* [简短任务 1]:
根据所给短文,"常胜军"装备了哪两种枪?
----- 所给短文 -----
而天京事变以后,太平天国元气大伤,实力更是呈现断崖式地下跌,这样的太平天国从长远来看,根本没有足够的实力,在针对一城一地的持续性消耗战中,与背后有全国庞大财力支持的湘军一争高下。
淮军成军时间比湘军要晚,但李鸿章立足沪上,饷银、补给均非常充裕,武器装备也较湘军更为先进,但就战斗力而言,两者并没有本质上的差异。
而淮军之所以能够在苏南战场上所向披靡,一是因为当时天京被围,太平天国风雨飘摇,大量意志不坚定的将领纷纷选择变节投降,让淮军轻而易举的取得胜利。
另一个重要原因就是李鸿章身边还有“常胜军”这个雇佣兵团协同作战。
这支中外混成部队,虽然人数不多,但都装备了当时最先进的滑膛毛瑟枪和恩菲尔德来复枪。
尤其是军中携带的大量重型火炮,在苏南战场的数次攻坚战中,为淮军提供了很大的帮助。
回顾湘、淮军的既往作战经历,并不是要刻意贬低他们的战斗力,为其在随后甲午战争中的失败寻找借口。
只是这样的两支部队,都没有经历过大规模热兵器战争的经验,对现代战争的理解以及官兵素养、组织架构、训练方法、排兵布阵都与全盘西化的日本陆军存在着巨大的鸿沟。
----- 所示记录 -----
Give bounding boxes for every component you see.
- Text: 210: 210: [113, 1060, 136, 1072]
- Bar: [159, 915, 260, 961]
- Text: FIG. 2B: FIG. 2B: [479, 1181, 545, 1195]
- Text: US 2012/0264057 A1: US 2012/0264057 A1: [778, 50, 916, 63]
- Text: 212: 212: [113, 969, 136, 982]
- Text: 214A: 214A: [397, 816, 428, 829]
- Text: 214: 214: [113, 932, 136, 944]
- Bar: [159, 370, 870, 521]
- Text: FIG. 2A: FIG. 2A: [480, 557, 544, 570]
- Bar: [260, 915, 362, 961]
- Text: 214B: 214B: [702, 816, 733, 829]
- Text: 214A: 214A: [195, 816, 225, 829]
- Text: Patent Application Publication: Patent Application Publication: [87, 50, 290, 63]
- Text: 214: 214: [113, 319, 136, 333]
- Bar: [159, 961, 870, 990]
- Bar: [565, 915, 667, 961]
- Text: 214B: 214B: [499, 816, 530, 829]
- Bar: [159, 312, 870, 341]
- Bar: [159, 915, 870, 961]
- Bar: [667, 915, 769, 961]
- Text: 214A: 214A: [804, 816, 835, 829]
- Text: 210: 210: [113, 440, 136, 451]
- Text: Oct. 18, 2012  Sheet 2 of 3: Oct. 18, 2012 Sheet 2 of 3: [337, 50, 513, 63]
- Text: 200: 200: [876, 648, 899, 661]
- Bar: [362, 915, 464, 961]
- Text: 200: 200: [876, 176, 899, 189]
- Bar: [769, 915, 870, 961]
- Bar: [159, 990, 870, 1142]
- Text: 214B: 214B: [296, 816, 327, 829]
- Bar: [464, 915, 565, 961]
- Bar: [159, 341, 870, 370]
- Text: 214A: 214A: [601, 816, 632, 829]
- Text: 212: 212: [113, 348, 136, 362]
-----
* [简短任务 2]:
将上面全部记录中的各行以编号列表的形式给出,空行不计。

* [任务答案 1]:
滑膛毛瑟枪和恩菲尔德来复枪。

* [任务答案 2]:
1. Give bounding boxes for every component you see.
2. - Text: 210: 210: [113, 1060, 136, 1072]
3. - Bar: [159, 915, 260, 961]
4. - Text: FIG. 2B: FIG. 2B: [479, 1181, 545, 1195]
5. - Text: US 2012/0264057 A1: US 2012/0264057 A1: [778, 50, 916, 63]
6. - Text: 212: 212: [113, 969, 136, 982]
7. - Text: 214A: 214A: [397, 816, 428, 829]
8. - Text: 214: 214: [113, 932, 136, 944]
9. - Bar: [159, 370, 870, 521]
10. - Text: FIG. 2A: FIG. 2A: [480, 557, 544, 570]
11. - Bar: [260, 915, 362, 961]
12. - Text: 214B: 214B: [702, 816, 733, 829]
13. - Text: 214A: 214A: [195, 816, 225, 829]
14. - Text: Patent Application Publication: Patent Application Publication: [87, 50, 290, 63]
15. - Text: 214: 214: [113, 319, 136, 333]
16. - Bar: [159, 961, 870, 990]
17. - Bar: [565, 915, 667, 961]
18. - Text: 214B: 214B: [499, 816, 530, 829]
19. - Bar: [159, 312, 870, 341]
20. - Bar: [159, 915, 870, 961]
21. - Bar: [667, 915, 769, 961]
22. - Text: 214A: 214A: [804, 816, 835, 829]
23. - Text: 210: 210: [113, 440, 136, 451]
24. - Text: Oct. 18, 2012  Sheet 2 of 3: Oct. 18, 2012 Sheet 2 of 3: [337, 50, 513, 63]
25. - Text: 200: 200: [876, 648, 899, 661]
26. - Bar: [362, 915, 464, 961]
27. - Text: 200: 200: [876, 176, 899, 189]
28. - Bar: [769, 915, 870, 961]
29. - Bar: [159, 990, 870, 1142]
30. - Text: 214B: 214B: [296, 816, 327, 829]
31. - Bar: [464, 915, 565, 961]
32. - Bar: [159, 341, 870, 370]
33. - Text: 214A: 214A: [601, 816, 632, 829]
34. - Text: 212: 212: [113, 348, 136, 362]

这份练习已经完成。